[START Data entries]

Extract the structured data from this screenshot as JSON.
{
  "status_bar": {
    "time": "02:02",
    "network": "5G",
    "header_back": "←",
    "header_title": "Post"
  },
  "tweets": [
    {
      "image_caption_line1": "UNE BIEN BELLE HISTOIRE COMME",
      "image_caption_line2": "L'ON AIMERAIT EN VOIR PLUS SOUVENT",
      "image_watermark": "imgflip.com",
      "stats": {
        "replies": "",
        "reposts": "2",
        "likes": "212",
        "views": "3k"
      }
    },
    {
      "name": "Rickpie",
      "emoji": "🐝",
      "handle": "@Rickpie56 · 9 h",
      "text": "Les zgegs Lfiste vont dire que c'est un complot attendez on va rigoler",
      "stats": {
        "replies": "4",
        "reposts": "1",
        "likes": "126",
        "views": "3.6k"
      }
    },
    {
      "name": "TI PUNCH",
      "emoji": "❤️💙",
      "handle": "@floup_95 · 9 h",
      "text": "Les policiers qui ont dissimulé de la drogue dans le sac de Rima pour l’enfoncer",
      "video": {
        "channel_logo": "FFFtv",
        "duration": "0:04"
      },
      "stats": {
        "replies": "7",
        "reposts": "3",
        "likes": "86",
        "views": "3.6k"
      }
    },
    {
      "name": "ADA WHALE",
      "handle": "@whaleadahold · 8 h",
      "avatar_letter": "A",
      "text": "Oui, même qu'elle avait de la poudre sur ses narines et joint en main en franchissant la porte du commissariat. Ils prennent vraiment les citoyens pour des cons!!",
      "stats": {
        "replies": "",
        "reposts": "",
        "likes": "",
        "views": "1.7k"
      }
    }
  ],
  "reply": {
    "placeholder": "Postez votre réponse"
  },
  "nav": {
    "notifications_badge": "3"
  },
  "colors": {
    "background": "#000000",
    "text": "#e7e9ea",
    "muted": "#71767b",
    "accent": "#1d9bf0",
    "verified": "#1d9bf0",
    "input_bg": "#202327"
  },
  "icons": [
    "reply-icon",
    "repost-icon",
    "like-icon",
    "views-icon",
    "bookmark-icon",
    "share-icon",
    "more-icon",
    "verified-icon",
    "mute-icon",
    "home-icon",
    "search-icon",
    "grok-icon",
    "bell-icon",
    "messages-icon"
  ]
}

[END Data entries]

→ **Set exercise**: Copy out the whole listing exactly.

→ **Exercise answer**:
Extract the structured data from this screenshot as JSON.
{
  "status_bar": {
    "time": "02:02",
    "network": "5G",
    "header_back": "←",
    "header_title": "Post"
  },
  "tweets": [
    {
      "image_caption_line1": "UNE BIEN BELLE HISTOIRE COMME",
      "image_caption_line2": "L'ON AIMERAIT EN VOIR PLUS SOUVENT",
      "image_watermark": "imgflip.com",
      "stats": {
        "replies": "",
        "reposts": "2",
        "likes": "212",
        "views": "3k"
      }
    },
    {
      "name": "Rickpie",
      "emoji": "🐝",
      "handle": "@Rickpie56 · 9 h",
      "text": "Les zgegs Lfiste vont dire que c'est un complot attendez on va rigoler",
      "stats": {
        "replies": "4",
        "reposts": "1",
        "likes": "126",
        "views": "3.6k"
      }
    },
    {
      "name": "TI PUNCH",
      "emoji": "❤️💙",
      "handle": "@floup_95 · 9 h",
      "text": "Les policiers qui ont dissimulé de la drogue dans le sac de Rima pour l’enfoncer",
      "video": {
        "channel_logo": "FFFtv",
        "duration": "0:04"
      },
      "stats": {
        "replies": "7",
        "reposts": "3",
        "likes": "86",
        "views": "3.6k"
      }
    },
    {
      "name": "ADA WHALE",
      "handle": "@whaleadahold · 8 h",
      "avatar_letter": "A",
      "text": "Oui, même qu'elle avait de la poudre sur ses narines et joint en main en franchissant la porte du commissariat. Ils prennent vraiment les citoyens pour des cons!!",
      "stats": {
        "replies": "",
        "reposts": "",
        "likes": "",
        "views": "1.7k"
      }
    }
  ],
  "reply": {
    "placeholder": "Postez votre réponse"
  },
  "nav": {
    "notifications_badge": "3"
  },
  "colors": {
    "background": "#000000",
    "text": "#e7e9ea",
    "muted": "#71767b",
    "accent": "#1d9bf0",
    "verified": "#1d9bf0",
    "input_bg": "#202327"
  },
  "icons": [
    "reply-icon",
    "repost-icon",
    "like-icon",
    "views-icon",
    "bookmark-icon",
    "share-icon",
    "more-icon",
    "verified-icon",
    "mute-icon",
    "home-icon",
    "search-icon",
    "grok-icon",
    "bell-icon",
    "messages-icon"
  ]
}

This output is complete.